ENTRIES SHOWN:
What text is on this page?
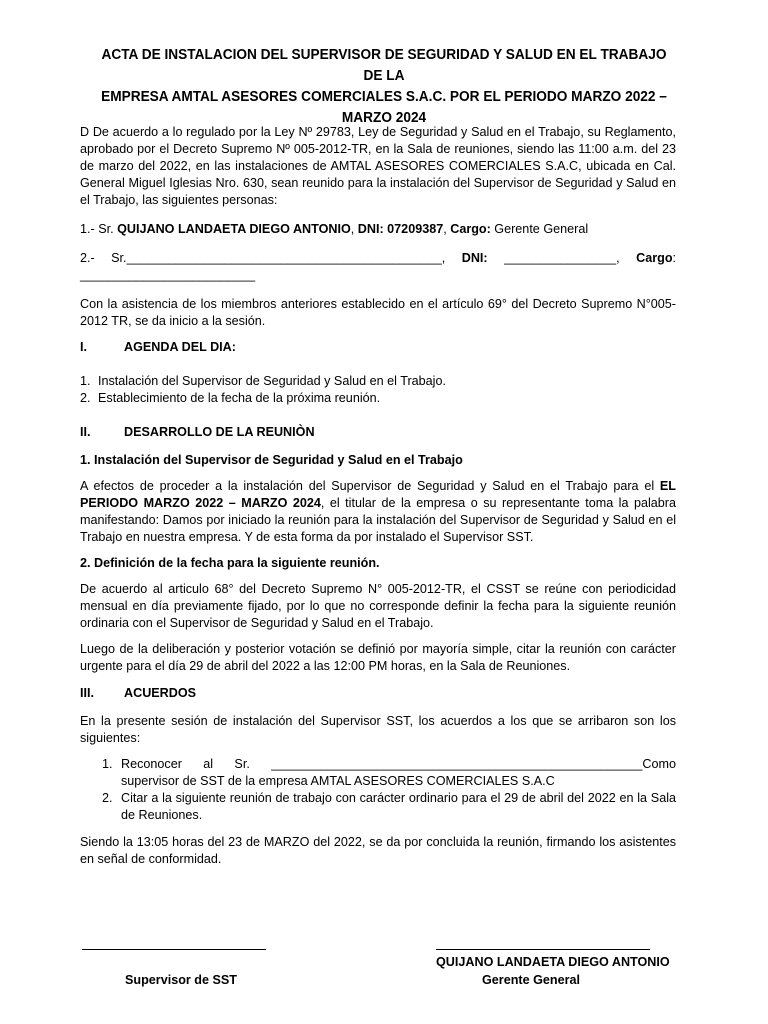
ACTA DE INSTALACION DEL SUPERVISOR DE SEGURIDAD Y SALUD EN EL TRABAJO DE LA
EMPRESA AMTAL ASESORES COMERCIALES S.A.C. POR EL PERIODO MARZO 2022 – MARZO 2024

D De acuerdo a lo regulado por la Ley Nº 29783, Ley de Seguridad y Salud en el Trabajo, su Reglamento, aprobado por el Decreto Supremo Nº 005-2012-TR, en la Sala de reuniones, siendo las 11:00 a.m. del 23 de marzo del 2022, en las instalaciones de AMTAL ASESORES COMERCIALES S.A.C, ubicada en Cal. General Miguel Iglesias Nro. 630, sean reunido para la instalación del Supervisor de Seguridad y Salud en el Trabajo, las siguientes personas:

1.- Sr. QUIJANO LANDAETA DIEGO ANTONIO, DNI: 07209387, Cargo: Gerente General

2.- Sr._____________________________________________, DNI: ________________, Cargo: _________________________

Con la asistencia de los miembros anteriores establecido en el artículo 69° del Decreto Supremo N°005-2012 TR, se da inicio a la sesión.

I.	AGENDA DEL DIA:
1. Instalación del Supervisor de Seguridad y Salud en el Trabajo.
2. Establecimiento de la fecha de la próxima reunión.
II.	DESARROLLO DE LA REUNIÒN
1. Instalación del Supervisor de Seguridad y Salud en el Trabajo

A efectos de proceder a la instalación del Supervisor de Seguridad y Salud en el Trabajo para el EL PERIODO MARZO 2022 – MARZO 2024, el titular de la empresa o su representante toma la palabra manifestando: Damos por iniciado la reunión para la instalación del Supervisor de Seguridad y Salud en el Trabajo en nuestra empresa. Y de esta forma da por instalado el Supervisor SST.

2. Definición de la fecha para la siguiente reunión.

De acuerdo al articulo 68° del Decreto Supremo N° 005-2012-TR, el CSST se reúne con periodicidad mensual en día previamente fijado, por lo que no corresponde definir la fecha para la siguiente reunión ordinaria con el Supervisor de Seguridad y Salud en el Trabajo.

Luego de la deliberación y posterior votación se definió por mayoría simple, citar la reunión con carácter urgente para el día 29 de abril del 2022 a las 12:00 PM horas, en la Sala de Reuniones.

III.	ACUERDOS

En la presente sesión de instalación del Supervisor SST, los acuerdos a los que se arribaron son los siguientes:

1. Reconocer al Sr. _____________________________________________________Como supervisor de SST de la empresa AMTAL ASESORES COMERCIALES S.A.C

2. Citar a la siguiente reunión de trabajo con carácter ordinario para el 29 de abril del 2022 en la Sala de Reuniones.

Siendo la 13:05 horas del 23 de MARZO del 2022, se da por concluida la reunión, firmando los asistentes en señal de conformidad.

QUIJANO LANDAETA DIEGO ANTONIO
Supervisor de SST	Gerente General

...

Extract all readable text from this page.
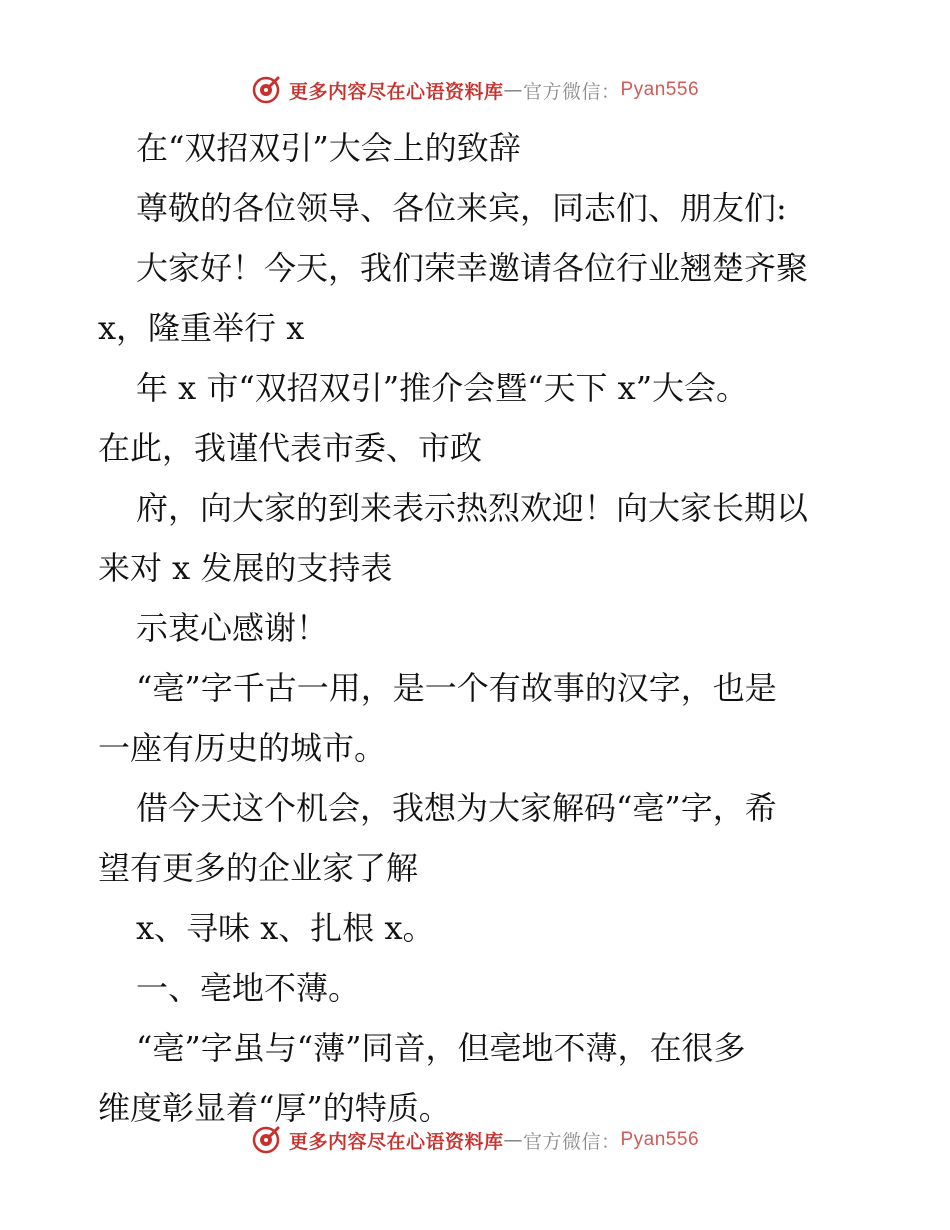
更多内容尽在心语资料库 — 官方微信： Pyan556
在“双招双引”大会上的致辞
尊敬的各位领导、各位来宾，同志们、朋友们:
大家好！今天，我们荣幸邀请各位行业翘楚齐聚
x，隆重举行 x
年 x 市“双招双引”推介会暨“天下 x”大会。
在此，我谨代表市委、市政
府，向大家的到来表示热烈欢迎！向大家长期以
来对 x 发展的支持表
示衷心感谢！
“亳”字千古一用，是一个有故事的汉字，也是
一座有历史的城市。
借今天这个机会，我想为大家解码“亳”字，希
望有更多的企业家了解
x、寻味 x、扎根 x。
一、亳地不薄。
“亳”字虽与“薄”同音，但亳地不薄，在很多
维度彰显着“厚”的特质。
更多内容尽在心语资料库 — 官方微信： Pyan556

TASK TO COMPLETE:
Filter the entries above down to the lines containing the word "Gerente".

ANSWER TO THIS EXERCISE:
1.- Sr. QUIJANO LANDAETA DIEGO ANTONIO, DNI: 07209387, Cargo: Gerente General
Supervisor de SST	Gerente General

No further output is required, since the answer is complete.